--- BEGIN ---

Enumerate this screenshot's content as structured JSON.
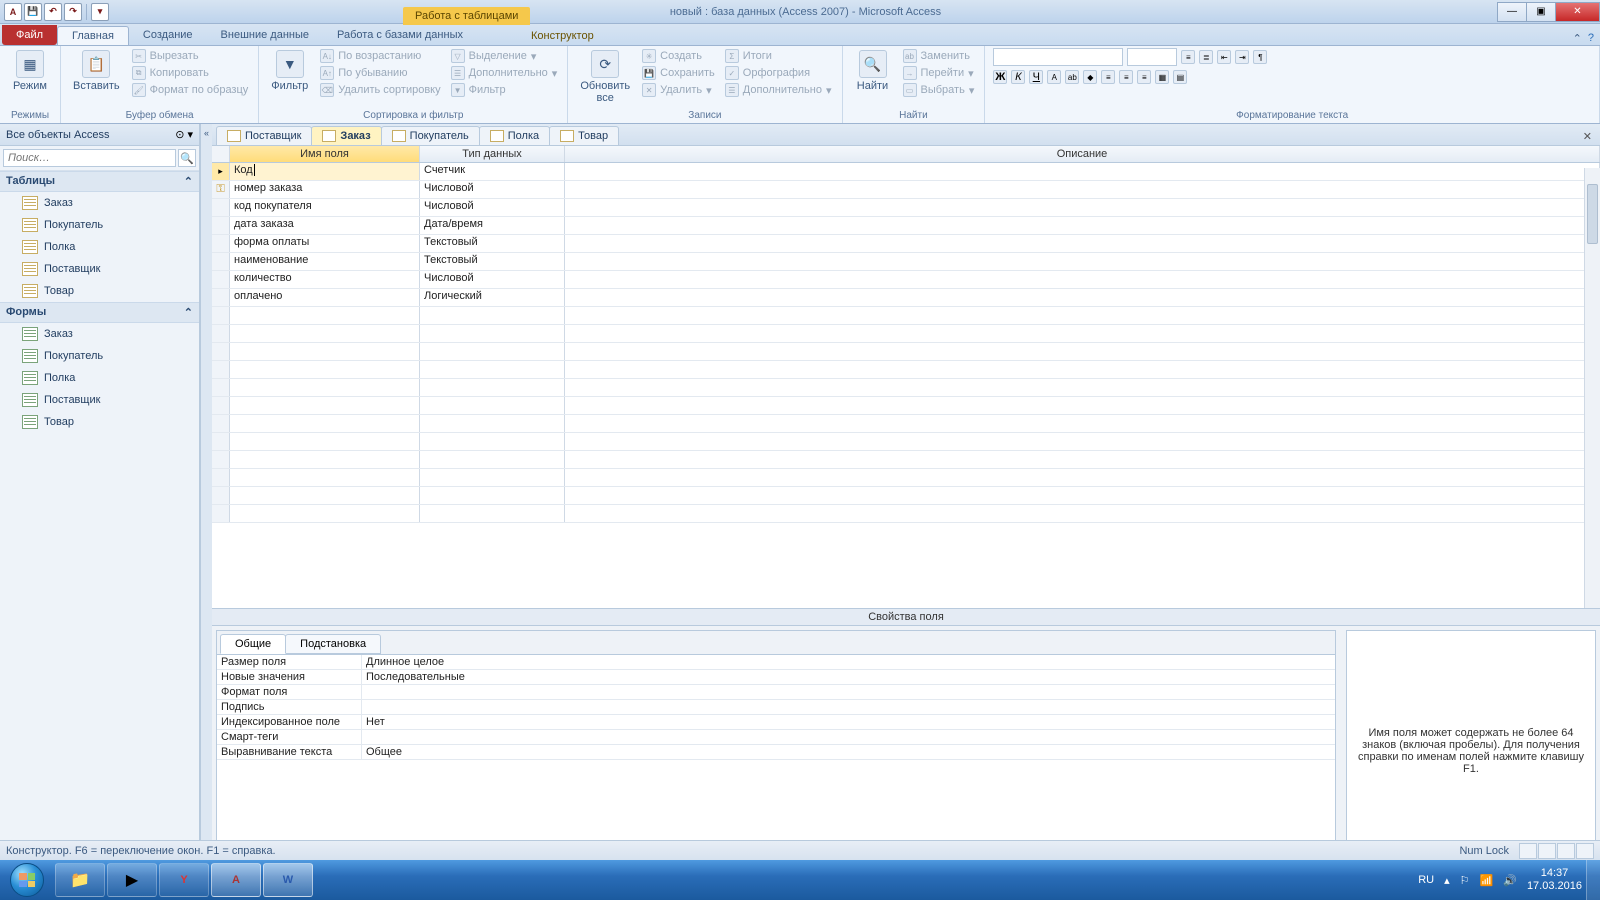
{
  "title": {
    "context": "Работа с таблицами",
    "doc": "новый : база данных (Access 2007)  -  Microsoft Access"
  },
  "qat": {
    "app": "A"
  },
  "tabs": {
    "file": "Файл",
    "list": [
      "Главная",
      "Создание",
      "Внешние данные",
      "Работа с базами данных"
    ],
    "context": "Конструктор"
  },
  "ribbon": {
    "g1": {
      "label": "Режимы",
      "btn": "Режим"
    },
    "g2": {
      "label": "Буфер обмена",
      "btn": "Вставить",
      "cut": "Вырезать",
      "copy": "Копировать",
      "fmt": "Формат по образцу"
    },
    "g3": {
      "label": "Сортировка и фильтр",
      "btn": "Фильтр",
      "asc": "По возрастанию",
      "desc": "По убыванию",
      "clr": "Удалить сортировку",
      "sel": "Выделение",
      "adv": "Дополнительно",
      "flt": "Фильтр"
    },
    "g4": {
      "label": "Записи",
      "btn": "Обновить\nвсе",
      "new": "Создать",
      "save": "Сохранить",
      "del": "Удалить",
      "tot": "Итоги",
      "spl": "Орфография",
      "more": "Дополнительно"
    },
    "g5": {
      "label": "Найти",
      "btn": "Найти",
      "repl": "Заменить",
      "goto": "Перейти",
      "sel": "Выбрать"
    },
    "g6": {
      "label": "Форматирование текста"
    }
  },
  "nav": {
    "title": "Все объекты Access",
    "search": "Поиск…",
    "tables_h": "Таблицы",
    "tables": [
      "Заказ",
      "Покупатель",
      "Полка",
      "Поставщик",
      "Товар"
    ],
    "forms_h": "Формы",
    "forms": [
      "Заказ",
      "Покупатель",
      "Полка",
      "Поставщик",
      "Товар"
    ]
  },
  "doctabs": [
    "Поставщик",
    "Заказ",
    "Покупатель",
    "Полка",
    "Товар"
  ],
  "doctab_active": 1,
  "grid": {
    "cols": [
      "Имя поля",
      "Тип данных",
      "Описание"
    ],
    "rows": [
      {
        "name": "Код",
        "type": "Счетчик",
        "active": true
      },
      {
        "name": "номер заказа",
        "type": "Числовой",
        "key": true
      },
      {
        "name": "код покупателя",
        "type": "Числовой"
      },
      {
        "name": "дата заказа",
        "type": "Дата/время"
      },
      {
        "name": "форма оплаты",
        "type": "Текстовый"
      },
      {
        "name": "наименование",
        "type": "Текстовый"
      },
      {
        "name": "количество",
        "type": "Числовой"
      },
      {
        "name": "оплачено",
        "type": "Логический"
      }
    ]
  },
  "props": {
    "title": "Свойства поля",
    "tabs": [
      "Общие",
      "Подстановка"
    ],
    "rows": [
      {
        "k": "Размер поля",
        "v": "Длинное целое"
      },
      {
        "k": "Новые значения",
        "v": "Последовательные"
      },
      {
        "k": "Формат поля",
        "v": ""
      },
      {
        "k": "Подпись",
        "v": ""
      },
      {
        "k": "Индексированное поле",
        "v": "Нет"
      },
      {
        "k": "Смарт-теги",
        "v": ""
      },
      {
        "k": "Выравнивание текста",
        "v": "Общее"
      }
    ],
    "help": "Имя поля может содержать не более 64 знаков (включая пробелы). Для получения справки по именам полей нажмите клавишу F1."
  },
  "status": {
    "left": "Конструктор.  F6 = переключение окон.  F1 = справка.",
    "numlock": "Num Lock"
  },
  "taskbar": {
    "lang": "RU",
    "time": "14:37",
    "date": "17.03.2016"
  }
}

--- END ---

| PROBLEM TO SOLVE |
Among the entries above, how many lines hold the word "type"? Reply with only that number.

| WORKED SOLUTION |
8